AIM: Gather up every line from the entries below that uses the word "External".

INPUT DATA:

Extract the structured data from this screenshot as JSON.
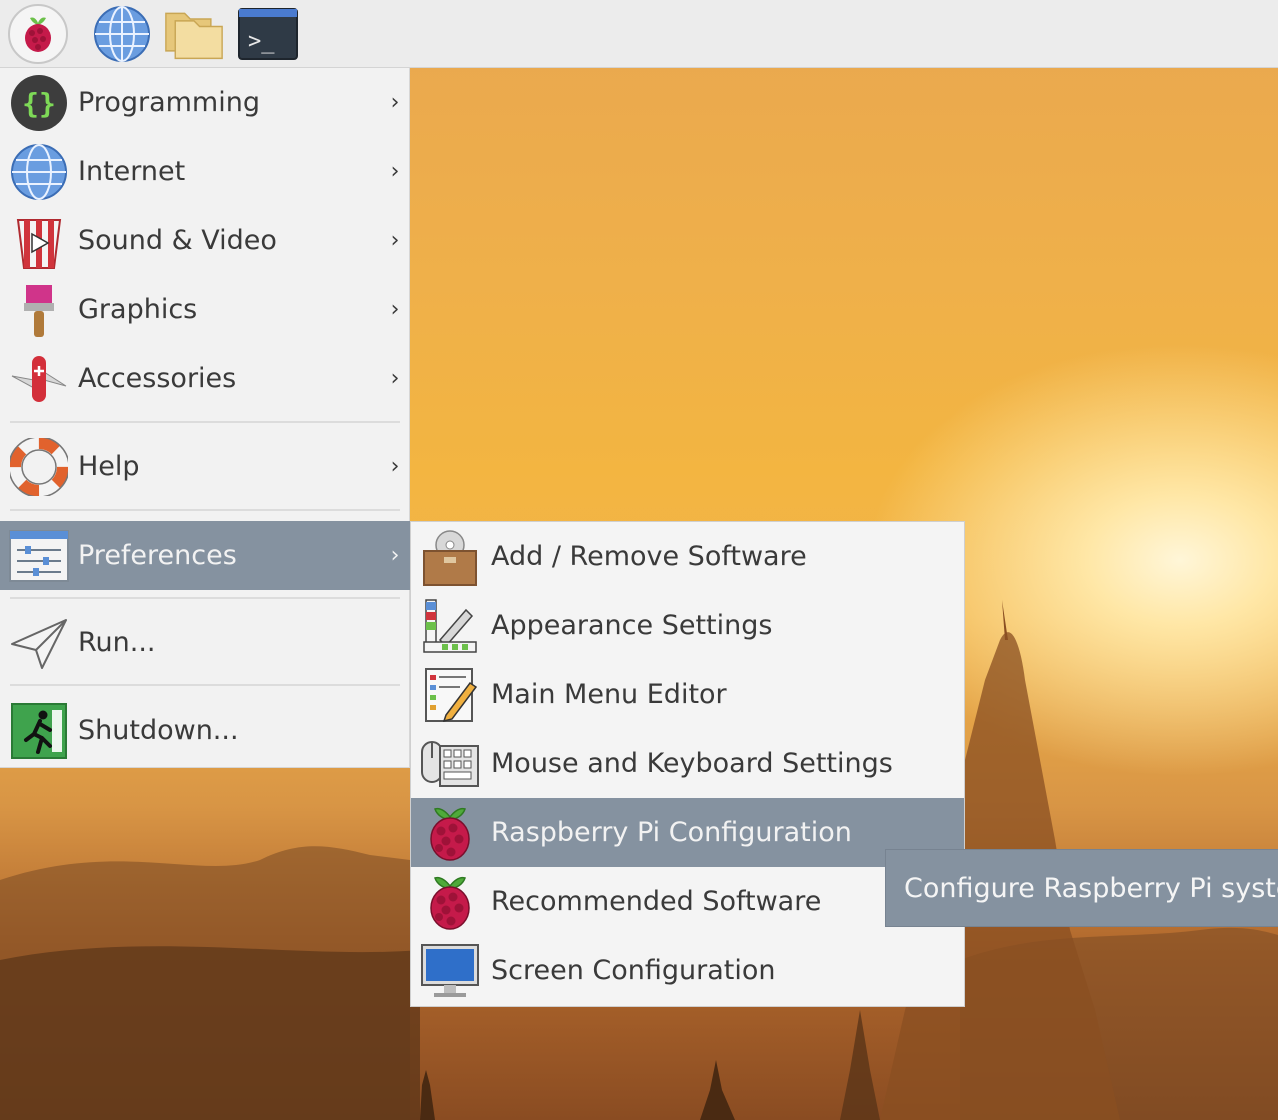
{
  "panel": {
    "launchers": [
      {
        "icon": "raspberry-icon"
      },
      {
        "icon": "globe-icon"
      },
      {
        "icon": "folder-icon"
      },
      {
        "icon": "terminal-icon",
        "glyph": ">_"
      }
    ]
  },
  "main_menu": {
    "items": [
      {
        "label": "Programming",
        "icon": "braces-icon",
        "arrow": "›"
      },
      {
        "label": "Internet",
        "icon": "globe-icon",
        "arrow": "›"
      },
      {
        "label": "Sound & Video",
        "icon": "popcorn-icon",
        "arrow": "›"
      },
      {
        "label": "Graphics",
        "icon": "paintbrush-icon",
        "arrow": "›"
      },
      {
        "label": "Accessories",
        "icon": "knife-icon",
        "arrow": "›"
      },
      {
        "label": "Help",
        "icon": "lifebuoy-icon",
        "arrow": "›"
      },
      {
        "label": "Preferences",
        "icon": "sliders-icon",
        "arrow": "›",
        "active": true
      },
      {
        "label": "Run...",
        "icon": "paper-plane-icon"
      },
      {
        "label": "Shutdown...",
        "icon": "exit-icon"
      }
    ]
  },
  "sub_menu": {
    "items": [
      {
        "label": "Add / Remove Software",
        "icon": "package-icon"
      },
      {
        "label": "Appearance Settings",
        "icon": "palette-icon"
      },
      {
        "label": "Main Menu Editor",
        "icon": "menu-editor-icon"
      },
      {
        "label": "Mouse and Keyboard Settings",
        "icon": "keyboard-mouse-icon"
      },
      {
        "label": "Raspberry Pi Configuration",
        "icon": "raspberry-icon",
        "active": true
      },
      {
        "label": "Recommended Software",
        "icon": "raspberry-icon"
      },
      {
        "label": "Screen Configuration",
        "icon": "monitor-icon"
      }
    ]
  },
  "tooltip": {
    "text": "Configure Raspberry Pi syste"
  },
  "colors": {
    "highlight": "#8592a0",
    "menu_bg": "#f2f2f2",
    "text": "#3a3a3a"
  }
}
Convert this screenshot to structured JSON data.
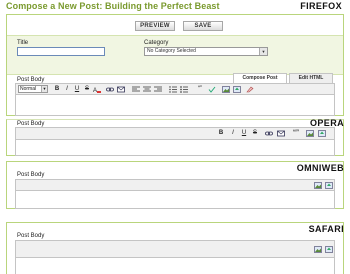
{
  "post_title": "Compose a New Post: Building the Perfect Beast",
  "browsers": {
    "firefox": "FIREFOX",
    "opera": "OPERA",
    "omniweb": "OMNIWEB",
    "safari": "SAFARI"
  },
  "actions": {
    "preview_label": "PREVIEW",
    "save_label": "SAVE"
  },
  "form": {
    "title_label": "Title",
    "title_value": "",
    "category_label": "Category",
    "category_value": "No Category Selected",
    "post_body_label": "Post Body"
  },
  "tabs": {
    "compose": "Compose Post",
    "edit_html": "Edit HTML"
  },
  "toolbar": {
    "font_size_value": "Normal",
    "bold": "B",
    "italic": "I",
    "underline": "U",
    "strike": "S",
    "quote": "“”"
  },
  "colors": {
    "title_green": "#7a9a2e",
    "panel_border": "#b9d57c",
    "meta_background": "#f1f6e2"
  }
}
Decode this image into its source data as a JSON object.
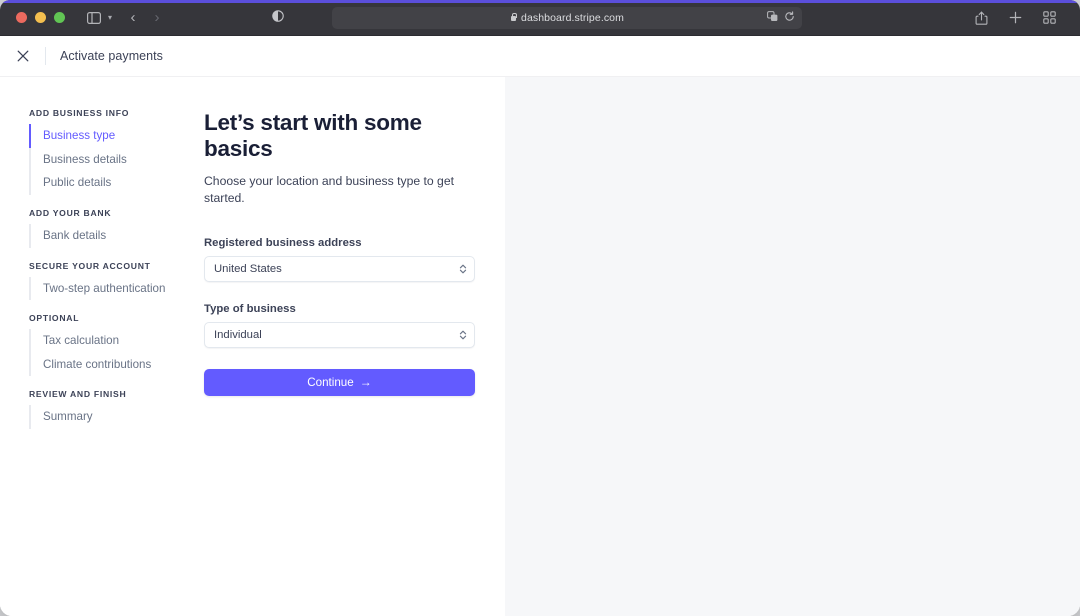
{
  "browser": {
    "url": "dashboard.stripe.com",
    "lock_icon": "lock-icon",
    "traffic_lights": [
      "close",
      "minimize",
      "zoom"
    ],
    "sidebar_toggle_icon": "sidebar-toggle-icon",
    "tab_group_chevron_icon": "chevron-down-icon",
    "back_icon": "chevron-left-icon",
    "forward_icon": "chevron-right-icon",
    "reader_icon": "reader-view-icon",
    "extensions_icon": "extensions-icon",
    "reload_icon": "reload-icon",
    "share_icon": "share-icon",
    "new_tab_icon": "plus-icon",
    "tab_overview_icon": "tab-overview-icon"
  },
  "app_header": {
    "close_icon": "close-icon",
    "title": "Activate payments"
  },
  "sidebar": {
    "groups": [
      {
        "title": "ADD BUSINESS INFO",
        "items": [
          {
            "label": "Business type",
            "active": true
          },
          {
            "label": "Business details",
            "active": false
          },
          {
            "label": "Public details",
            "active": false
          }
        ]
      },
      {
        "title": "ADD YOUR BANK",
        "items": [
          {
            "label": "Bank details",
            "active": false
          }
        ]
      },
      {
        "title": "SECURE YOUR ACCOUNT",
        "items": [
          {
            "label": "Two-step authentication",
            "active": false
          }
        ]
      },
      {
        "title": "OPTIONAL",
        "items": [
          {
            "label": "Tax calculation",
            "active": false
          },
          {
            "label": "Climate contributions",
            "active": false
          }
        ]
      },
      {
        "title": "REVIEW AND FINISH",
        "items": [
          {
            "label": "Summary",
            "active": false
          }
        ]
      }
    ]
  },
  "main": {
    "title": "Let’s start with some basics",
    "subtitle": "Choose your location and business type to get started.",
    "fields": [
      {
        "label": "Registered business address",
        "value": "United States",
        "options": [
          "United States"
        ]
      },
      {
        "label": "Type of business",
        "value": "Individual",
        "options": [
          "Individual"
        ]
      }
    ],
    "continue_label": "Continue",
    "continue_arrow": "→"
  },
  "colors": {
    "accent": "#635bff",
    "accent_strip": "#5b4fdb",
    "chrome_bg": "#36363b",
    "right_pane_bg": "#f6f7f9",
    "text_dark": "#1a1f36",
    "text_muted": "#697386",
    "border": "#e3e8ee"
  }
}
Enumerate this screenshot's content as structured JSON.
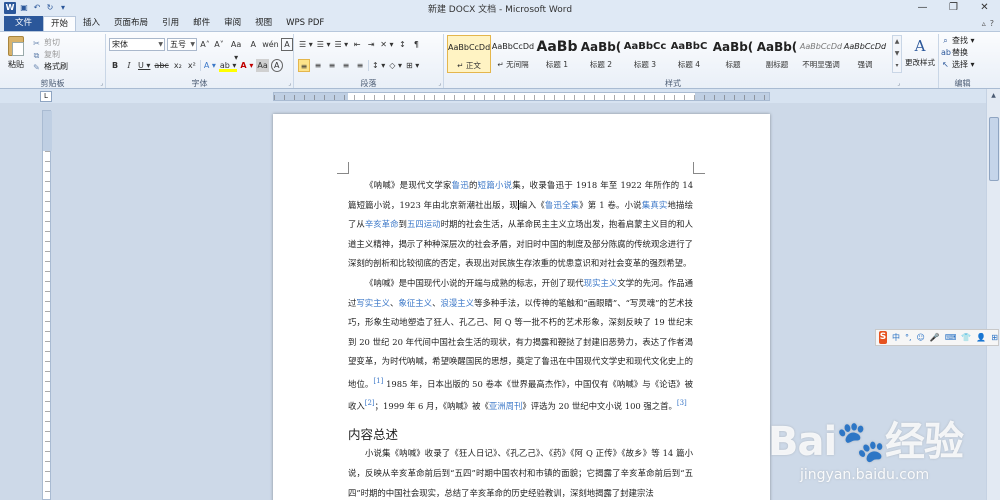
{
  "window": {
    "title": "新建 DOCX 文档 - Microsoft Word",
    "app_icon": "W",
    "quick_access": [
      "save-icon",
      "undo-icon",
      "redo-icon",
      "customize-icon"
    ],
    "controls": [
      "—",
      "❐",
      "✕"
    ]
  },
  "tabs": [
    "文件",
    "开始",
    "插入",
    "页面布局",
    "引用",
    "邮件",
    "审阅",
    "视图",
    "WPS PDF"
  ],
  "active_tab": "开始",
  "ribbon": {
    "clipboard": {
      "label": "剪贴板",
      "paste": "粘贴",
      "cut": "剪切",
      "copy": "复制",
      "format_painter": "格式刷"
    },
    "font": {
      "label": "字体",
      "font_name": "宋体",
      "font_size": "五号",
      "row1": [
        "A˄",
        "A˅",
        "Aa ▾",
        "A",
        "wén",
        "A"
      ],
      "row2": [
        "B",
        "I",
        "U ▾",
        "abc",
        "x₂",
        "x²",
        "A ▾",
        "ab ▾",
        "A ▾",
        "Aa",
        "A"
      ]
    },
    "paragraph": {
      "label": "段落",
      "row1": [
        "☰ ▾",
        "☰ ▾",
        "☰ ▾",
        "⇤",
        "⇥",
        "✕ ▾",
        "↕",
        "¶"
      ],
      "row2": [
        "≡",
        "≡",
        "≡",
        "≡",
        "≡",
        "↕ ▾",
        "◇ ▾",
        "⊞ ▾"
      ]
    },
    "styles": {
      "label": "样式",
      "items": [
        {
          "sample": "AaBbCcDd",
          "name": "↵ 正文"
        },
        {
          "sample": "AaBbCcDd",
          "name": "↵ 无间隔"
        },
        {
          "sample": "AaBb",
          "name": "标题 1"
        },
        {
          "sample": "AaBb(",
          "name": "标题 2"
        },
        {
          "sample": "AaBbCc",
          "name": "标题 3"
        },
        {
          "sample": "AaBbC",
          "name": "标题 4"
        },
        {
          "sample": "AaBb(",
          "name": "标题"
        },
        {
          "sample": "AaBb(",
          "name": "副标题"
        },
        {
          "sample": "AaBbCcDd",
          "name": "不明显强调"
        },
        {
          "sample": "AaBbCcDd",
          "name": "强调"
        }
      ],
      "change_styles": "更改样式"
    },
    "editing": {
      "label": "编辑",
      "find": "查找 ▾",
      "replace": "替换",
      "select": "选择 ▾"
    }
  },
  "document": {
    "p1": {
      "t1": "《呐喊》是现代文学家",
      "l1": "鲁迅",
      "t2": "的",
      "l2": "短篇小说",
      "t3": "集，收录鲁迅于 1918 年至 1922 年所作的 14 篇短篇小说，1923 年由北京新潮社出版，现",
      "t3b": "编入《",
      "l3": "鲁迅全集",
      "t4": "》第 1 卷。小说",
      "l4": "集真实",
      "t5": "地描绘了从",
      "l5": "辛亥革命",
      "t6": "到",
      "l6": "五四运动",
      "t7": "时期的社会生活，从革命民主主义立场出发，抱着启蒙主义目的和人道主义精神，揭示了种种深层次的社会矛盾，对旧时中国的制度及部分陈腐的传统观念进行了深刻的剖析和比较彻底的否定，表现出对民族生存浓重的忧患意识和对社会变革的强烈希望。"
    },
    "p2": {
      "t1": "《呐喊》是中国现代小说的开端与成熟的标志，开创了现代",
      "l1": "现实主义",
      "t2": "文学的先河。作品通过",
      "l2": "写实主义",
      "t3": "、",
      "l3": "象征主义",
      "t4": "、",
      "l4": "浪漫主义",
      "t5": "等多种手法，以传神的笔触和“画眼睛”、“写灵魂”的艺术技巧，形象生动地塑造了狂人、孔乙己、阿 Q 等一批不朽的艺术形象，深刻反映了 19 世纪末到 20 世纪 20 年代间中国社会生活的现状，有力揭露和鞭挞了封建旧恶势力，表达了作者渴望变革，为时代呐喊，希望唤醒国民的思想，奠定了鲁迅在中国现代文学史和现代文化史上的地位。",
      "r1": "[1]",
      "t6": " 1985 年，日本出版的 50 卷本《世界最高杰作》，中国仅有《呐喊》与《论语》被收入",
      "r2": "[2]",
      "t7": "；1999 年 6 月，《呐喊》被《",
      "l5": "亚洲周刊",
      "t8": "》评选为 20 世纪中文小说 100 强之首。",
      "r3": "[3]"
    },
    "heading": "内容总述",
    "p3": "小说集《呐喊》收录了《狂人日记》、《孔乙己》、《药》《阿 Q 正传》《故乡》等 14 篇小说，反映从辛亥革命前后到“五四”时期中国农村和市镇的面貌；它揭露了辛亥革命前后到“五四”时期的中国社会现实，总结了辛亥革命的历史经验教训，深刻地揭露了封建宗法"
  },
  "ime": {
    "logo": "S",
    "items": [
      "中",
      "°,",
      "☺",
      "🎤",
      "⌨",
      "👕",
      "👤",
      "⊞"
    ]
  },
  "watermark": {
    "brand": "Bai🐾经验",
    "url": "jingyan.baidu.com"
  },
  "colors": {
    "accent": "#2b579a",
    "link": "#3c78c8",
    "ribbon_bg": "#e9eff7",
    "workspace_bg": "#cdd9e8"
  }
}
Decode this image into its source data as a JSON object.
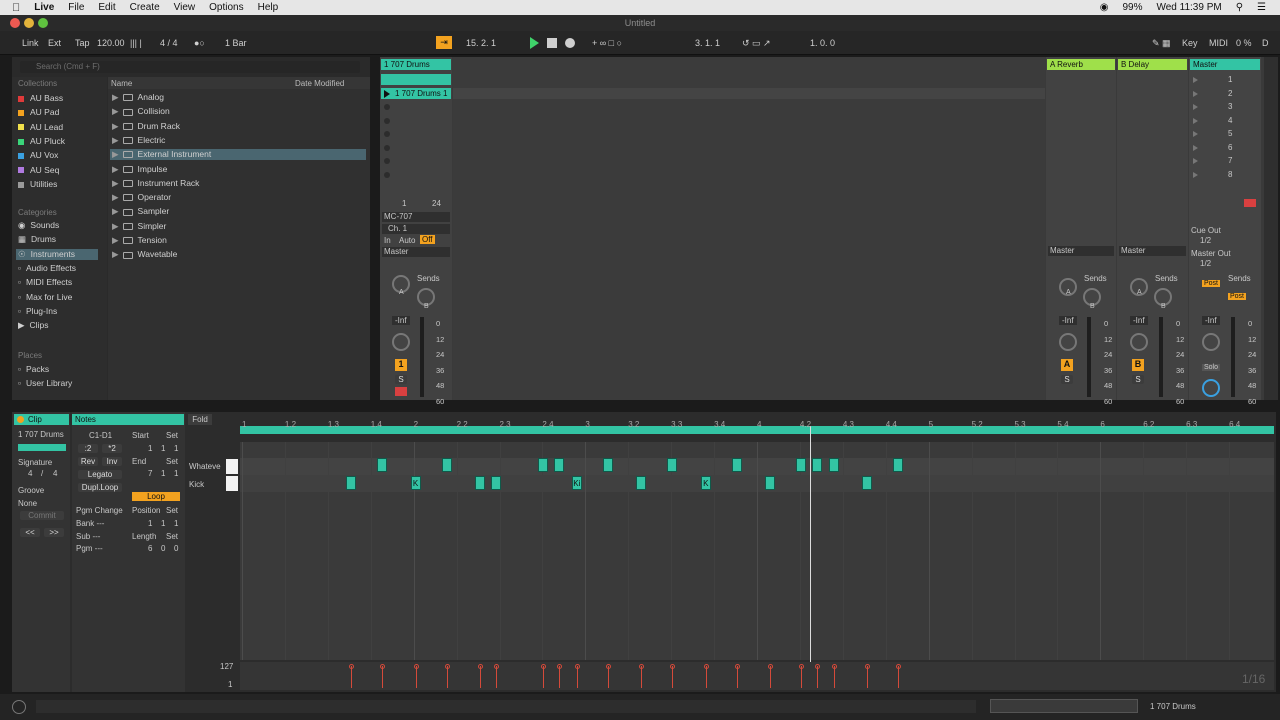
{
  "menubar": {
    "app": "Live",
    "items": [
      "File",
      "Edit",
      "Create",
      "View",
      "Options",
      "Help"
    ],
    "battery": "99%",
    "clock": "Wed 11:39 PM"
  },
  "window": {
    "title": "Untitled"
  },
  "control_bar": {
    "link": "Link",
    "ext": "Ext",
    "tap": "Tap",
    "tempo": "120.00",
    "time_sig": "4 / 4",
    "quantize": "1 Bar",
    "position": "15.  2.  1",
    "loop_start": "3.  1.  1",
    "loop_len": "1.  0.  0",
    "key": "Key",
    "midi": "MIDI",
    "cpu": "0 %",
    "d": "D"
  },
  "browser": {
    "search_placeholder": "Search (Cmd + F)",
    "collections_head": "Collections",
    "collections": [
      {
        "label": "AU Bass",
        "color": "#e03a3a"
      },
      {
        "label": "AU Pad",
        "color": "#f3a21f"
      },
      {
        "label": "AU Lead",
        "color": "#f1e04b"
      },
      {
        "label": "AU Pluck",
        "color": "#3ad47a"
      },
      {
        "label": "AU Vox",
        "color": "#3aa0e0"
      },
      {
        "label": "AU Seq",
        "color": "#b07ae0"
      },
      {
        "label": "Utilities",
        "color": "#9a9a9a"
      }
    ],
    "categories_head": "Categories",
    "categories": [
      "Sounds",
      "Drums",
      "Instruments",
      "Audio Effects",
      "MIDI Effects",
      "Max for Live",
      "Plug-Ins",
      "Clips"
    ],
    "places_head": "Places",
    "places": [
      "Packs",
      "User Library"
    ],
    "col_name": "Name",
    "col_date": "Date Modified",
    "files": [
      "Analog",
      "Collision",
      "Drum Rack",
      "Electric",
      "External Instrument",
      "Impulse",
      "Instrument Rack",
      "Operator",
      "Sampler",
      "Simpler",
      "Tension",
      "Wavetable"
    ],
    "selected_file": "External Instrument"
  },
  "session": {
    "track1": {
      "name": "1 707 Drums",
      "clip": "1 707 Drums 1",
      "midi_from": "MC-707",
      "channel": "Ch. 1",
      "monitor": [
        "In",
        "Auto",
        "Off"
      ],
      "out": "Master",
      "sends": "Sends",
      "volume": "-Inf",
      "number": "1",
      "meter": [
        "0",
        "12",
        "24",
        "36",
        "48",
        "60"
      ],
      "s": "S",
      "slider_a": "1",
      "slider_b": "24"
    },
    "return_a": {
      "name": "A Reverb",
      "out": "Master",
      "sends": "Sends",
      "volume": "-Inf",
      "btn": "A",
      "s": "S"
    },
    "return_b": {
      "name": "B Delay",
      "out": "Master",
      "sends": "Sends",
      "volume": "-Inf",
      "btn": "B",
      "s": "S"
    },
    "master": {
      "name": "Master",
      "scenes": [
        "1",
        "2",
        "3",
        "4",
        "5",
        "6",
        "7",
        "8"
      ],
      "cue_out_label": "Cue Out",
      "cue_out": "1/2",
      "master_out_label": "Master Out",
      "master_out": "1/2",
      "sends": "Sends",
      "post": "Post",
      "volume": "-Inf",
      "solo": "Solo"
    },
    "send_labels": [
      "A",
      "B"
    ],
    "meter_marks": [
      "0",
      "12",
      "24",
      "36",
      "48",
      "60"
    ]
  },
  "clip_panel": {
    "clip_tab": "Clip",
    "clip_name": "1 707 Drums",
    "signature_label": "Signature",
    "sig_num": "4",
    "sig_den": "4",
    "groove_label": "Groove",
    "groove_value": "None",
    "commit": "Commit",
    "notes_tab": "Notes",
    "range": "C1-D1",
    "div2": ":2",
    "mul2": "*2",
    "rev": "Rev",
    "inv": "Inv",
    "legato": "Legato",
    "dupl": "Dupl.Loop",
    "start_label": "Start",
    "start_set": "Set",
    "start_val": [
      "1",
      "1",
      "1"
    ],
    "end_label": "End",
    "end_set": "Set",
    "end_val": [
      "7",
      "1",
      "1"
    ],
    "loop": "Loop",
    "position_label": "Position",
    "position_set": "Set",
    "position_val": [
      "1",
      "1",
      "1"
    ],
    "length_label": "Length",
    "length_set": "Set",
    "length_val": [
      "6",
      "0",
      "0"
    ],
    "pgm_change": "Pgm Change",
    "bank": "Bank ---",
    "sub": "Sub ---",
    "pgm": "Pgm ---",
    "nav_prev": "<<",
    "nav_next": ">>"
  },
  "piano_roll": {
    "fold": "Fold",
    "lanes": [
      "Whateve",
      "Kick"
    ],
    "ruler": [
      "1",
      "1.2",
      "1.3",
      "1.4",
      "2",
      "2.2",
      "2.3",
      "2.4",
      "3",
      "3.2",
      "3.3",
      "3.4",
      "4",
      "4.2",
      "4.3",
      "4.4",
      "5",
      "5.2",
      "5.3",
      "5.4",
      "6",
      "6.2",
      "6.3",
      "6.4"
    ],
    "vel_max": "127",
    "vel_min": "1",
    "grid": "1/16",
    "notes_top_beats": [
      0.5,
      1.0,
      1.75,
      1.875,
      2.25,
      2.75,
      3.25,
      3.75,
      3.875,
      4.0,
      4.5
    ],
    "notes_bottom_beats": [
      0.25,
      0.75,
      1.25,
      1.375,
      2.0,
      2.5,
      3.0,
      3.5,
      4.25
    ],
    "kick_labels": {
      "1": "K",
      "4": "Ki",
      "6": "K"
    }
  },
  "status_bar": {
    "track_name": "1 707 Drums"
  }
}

EXERCISE OUTPUT:
      "External Instrument",
    "selected_file": "External Instrument"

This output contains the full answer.